Start of Dataset extract
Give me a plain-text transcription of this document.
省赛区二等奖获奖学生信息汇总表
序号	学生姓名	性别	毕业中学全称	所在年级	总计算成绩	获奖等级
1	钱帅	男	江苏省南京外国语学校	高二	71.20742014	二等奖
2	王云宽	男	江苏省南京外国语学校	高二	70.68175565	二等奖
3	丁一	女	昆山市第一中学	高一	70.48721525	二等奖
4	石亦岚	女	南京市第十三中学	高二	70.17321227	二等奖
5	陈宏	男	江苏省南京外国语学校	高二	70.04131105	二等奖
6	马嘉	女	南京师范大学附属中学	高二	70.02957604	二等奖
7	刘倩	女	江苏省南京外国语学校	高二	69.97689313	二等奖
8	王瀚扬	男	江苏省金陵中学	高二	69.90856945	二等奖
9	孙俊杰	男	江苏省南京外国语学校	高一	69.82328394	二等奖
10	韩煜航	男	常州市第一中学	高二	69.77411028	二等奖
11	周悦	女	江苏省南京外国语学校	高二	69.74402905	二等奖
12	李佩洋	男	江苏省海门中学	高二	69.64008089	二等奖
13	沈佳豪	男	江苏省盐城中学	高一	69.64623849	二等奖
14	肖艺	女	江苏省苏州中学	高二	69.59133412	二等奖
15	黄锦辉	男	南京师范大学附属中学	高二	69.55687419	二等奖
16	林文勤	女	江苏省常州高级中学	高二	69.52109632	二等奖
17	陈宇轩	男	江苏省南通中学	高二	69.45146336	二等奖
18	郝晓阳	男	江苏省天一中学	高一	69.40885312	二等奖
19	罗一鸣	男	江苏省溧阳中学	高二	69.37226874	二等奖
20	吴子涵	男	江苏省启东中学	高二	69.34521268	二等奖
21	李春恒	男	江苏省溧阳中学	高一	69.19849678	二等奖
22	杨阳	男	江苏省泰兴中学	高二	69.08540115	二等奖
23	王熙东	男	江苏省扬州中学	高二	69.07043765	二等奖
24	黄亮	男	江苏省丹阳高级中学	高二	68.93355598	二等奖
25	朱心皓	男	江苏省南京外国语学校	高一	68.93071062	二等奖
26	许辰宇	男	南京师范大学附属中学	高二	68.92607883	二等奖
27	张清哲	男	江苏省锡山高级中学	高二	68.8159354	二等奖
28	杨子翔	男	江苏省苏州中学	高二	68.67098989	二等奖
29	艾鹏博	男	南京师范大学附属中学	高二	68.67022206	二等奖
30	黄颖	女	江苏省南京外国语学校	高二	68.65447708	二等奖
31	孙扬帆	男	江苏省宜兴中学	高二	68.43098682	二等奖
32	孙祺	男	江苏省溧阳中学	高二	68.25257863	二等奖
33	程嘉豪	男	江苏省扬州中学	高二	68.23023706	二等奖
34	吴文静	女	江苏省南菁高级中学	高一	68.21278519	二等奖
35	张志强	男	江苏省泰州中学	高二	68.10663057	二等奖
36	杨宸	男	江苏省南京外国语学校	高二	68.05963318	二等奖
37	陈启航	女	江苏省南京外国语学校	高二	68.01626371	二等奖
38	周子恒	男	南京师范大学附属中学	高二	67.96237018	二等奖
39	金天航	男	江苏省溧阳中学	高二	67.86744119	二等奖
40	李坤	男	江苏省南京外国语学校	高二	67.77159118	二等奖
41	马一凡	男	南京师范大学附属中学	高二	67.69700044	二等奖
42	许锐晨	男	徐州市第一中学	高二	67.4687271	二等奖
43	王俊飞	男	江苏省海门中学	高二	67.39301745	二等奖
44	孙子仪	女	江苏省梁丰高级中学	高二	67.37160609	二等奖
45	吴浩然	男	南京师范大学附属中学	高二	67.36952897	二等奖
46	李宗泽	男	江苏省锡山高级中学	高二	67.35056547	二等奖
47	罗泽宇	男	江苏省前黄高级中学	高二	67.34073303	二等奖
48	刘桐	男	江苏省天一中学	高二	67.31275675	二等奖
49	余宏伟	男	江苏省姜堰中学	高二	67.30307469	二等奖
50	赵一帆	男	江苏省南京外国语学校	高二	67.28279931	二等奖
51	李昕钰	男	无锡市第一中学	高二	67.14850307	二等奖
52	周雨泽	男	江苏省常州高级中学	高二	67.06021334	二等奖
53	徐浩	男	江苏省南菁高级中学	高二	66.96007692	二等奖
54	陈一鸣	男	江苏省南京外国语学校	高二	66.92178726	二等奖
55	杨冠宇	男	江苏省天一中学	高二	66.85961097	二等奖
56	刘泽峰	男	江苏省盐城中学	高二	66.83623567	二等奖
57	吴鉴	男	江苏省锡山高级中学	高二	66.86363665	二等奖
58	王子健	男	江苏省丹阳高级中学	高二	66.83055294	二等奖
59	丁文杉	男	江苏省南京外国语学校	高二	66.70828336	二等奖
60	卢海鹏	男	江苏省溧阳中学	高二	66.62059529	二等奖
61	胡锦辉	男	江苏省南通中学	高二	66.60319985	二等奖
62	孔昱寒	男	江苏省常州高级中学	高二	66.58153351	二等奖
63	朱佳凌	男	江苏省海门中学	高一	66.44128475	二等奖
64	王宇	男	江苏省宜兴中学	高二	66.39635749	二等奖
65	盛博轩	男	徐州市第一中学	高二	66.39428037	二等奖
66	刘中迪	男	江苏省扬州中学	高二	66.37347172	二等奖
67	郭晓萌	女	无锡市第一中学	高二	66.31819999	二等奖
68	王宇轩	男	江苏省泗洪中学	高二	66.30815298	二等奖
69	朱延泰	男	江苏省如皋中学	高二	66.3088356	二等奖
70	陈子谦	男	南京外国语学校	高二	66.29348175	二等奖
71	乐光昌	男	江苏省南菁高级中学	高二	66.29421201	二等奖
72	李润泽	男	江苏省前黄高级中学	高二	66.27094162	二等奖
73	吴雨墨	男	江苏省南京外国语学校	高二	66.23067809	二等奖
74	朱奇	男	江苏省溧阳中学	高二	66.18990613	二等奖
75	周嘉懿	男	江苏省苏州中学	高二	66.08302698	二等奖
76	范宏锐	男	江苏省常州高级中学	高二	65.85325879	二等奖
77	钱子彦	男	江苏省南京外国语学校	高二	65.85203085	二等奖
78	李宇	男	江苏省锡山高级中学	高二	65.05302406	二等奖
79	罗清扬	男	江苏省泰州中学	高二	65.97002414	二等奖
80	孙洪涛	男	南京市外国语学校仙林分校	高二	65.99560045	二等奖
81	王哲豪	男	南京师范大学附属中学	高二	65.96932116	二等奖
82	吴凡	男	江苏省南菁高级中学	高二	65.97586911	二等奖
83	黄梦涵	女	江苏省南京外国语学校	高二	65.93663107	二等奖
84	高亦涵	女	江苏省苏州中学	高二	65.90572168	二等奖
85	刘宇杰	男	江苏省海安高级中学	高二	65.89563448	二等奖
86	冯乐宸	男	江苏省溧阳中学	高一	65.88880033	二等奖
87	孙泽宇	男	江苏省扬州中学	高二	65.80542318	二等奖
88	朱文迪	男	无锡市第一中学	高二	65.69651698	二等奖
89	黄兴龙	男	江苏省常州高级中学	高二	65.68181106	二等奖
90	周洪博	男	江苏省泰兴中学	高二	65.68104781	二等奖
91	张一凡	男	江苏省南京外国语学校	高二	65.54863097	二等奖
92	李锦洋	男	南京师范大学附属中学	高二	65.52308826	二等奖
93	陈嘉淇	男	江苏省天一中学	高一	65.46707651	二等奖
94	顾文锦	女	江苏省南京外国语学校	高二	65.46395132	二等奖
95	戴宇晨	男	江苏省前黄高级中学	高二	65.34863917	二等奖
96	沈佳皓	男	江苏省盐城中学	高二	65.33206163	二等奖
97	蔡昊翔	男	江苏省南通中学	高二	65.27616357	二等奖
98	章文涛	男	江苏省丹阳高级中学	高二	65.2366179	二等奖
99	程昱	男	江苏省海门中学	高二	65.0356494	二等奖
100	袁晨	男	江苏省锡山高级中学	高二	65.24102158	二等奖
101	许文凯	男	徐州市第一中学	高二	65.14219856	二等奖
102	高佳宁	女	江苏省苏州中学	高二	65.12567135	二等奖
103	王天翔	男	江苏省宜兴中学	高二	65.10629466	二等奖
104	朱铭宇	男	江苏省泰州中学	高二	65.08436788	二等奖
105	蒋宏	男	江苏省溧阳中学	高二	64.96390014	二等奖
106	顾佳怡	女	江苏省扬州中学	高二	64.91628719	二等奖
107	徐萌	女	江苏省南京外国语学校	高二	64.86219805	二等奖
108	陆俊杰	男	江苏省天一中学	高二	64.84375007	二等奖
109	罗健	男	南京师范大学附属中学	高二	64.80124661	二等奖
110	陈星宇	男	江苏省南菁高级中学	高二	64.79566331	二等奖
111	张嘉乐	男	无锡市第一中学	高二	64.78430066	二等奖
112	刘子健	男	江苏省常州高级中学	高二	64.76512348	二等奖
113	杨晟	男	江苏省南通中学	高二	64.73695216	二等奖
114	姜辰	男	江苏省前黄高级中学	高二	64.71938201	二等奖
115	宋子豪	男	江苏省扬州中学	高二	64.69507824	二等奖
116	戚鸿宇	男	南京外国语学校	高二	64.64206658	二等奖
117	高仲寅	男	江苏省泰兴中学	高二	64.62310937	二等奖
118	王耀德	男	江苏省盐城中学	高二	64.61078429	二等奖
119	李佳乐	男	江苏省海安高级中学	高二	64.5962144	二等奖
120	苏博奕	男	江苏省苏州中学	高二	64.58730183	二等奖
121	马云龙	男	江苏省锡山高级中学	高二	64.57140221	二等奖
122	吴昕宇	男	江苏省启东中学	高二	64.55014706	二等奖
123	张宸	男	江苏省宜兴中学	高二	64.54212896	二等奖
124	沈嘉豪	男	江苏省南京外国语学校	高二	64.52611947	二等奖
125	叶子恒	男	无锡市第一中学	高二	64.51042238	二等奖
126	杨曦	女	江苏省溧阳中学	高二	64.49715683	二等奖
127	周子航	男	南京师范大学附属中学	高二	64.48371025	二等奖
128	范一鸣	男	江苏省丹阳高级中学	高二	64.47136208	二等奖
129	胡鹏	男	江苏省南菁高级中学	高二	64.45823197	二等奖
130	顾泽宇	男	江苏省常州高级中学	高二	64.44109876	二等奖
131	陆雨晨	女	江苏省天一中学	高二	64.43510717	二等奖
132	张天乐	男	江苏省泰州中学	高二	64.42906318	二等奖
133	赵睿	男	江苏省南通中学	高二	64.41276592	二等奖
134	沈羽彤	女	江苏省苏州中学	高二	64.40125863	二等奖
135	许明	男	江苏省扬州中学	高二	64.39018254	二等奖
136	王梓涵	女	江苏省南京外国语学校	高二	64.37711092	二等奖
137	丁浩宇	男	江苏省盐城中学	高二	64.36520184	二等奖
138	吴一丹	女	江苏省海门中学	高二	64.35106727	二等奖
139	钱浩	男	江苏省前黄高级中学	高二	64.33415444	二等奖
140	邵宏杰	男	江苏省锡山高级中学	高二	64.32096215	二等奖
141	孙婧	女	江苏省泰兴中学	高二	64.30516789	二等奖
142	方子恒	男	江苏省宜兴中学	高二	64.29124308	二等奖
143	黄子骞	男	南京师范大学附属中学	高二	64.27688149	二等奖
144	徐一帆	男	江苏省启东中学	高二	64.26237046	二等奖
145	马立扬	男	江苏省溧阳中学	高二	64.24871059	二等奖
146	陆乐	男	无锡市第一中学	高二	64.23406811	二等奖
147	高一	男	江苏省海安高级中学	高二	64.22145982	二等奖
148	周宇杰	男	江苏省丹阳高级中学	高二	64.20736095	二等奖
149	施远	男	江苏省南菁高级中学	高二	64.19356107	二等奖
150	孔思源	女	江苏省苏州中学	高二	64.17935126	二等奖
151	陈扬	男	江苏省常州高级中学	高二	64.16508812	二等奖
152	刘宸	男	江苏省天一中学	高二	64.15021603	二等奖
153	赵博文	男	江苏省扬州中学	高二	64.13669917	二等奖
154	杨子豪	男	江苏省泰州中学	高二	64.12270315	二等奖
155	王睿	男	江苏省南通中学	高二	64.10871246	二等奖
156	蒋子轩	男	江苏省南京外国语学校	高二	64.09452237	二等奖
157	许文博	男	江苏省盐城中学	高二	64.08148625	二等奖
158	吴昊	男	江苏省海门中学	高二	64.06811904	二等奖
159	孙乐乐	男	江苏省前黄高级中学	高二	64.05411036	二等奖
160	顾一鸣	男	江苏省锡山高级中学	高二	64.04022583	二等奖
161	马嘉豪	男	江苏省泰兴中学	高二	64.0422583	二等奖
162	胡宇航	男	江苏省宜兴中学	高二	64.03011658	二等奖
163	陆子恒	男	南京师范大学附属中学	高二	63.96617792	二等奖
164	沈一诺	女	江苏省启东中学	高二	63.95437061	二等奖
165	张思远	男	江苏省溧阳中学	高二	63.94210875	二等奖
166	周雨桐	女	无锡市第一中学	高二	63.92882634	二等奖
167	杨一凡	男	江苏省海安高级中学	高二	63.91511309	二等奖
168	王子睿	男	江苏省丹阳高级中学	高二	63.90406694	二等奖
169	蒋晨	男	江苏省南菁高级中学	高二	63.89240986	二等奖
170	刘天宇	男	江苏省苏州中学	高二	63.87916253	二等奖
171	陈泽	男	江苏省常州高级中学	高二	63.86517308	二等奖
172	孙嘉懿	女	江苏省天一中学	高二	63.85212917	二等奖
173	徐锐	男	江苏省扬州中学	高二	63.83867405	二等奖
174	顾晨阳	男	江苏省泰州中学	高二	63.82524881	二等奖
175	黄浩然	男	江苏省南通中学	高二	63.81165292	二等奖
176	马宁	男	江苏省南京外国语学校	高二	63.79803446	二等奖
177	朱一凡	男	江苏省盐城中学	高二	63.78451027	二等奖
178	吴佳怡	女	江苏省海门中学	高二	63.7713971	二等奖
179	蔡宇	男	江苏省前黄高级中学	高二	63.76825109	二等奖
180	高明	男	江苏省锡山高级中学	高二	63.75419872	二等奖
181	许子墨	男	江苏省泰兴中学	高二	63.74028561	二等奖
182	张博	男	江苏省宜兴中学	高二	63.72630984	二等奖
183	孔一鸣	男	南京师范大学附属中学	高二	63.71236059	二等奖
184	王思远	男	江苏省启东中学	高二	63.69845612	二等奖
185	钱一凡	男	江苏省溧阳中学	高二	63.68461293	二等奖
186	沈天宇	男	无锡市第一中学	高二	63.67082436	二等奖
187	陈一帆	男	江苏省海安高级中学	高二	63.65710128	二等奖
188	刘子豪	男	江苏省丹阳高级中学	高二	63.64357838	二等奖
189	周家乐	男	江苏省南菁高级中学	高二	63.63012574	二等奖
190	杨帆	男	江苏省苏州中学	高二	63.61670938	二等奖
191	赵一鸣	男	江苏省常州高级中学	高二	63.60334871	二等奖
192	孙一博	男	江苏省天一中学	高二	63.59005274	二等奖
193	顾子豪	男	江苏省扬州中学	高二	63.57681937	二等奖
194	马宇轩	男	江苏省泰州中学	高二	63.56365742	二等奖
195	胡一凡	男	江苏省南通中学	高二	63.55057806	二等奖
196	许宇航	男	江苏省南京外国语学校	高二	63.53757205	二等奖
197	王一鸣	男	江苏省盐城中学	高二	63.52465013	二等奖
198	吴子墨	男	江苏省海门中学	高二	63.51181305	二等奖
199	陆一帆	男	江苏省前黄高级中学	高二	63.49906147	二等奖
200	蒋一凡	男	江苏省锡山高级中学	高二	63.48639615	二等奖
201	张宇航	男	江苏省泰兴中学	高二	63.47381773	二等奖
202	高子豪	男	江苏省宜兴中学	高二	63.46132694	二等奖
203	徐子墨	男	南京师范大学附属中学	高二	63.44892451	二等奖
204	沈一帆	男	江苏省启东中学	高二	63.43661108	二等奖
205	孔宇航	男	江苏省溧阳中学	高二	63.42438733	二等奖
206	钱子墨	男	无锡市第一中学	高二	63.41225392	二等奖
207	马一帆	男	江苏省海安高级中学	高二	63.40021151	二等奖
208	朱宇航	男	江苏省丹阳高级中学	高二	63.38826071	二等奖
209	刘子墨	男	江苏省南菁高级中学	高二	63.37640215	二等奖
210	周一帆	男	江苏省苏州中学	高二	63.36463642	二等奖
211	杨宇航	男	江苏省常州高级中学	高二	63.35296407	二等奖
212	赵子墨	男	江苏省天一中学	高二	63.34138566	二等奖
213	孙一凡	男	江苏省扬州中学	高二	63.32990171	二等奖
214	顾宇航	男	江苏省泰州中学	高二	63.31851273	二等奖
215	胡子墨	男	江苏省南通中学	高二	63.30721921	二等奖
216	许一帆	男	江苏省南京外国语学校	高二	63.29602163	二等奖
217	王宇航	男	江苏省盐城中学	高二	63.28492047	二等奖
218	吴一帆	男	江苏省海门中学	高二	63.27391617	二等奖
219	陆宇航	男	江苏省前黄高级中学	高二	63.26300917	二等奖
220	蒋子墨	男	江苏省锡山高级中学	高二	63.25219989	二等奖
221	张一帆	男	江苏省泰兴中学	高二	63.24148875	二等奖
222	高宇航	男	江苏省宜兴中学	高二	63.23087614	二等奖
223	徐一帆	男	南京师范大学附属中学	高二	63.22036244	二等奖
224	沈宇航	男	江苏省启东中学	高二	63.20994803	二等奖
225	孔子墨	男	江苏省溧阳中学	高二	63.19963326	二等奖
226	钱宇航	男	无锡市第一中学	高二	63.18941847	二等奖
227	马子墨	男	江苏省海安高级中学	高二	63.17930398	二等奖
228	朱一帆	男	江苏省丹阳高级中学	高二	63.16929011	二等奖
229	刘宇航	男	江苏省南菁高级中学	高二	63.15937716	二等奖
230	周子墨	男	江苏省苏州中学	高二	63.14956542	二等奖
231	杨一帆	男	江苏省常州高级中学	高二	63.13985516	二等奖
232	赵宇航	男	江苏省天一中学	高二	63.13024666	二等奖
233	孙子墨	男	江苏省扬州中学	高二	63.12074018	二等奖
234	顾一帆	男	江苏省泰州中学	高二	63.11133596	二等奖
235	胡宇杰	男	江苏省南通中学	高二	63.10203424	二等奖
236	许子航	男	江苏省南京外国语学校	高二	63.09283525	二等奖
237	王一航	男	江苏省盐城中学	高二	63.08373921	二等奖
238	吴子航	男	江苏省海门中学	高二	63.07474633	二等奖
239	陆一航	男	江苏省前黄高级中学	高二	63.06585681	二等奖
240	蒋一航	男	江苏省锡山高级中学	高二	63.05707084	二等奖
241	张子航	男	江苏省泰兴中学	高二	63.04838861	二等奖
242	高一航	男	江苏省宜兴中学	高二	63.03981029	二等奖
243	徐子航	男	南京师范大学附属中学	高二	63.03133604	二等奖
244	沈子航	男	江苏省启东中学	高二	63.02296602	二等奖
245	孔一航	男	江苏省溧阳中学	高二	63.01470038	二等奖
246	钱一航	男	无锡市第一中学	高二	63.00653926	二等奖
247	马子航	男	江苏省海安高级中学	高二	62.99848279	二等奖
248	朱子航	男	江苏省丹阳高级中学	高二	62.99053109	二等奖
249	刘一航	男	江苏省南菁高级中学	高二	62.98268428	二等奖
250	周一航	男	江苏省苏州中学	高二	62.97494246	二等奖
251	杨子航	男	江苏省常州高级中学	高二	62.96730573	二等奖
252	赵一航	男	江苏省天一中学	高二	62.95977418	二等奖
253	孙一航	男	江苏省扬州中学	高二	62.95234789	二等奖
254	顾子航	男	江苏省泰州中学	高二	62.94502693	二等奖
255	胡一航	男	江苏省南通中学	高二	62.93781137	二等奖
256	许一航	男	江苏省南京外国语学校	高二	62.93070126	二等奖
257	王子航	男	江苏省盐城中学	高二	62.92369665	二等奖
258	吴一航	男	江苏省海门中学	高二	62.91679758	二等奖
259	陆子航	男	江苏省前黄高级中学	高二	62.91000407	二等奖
End of Dataset extract
Given instruction =>
How many lines in the listing above contain "江苏省锡山高级中学"? Answer with the number alone.

Task response =>
12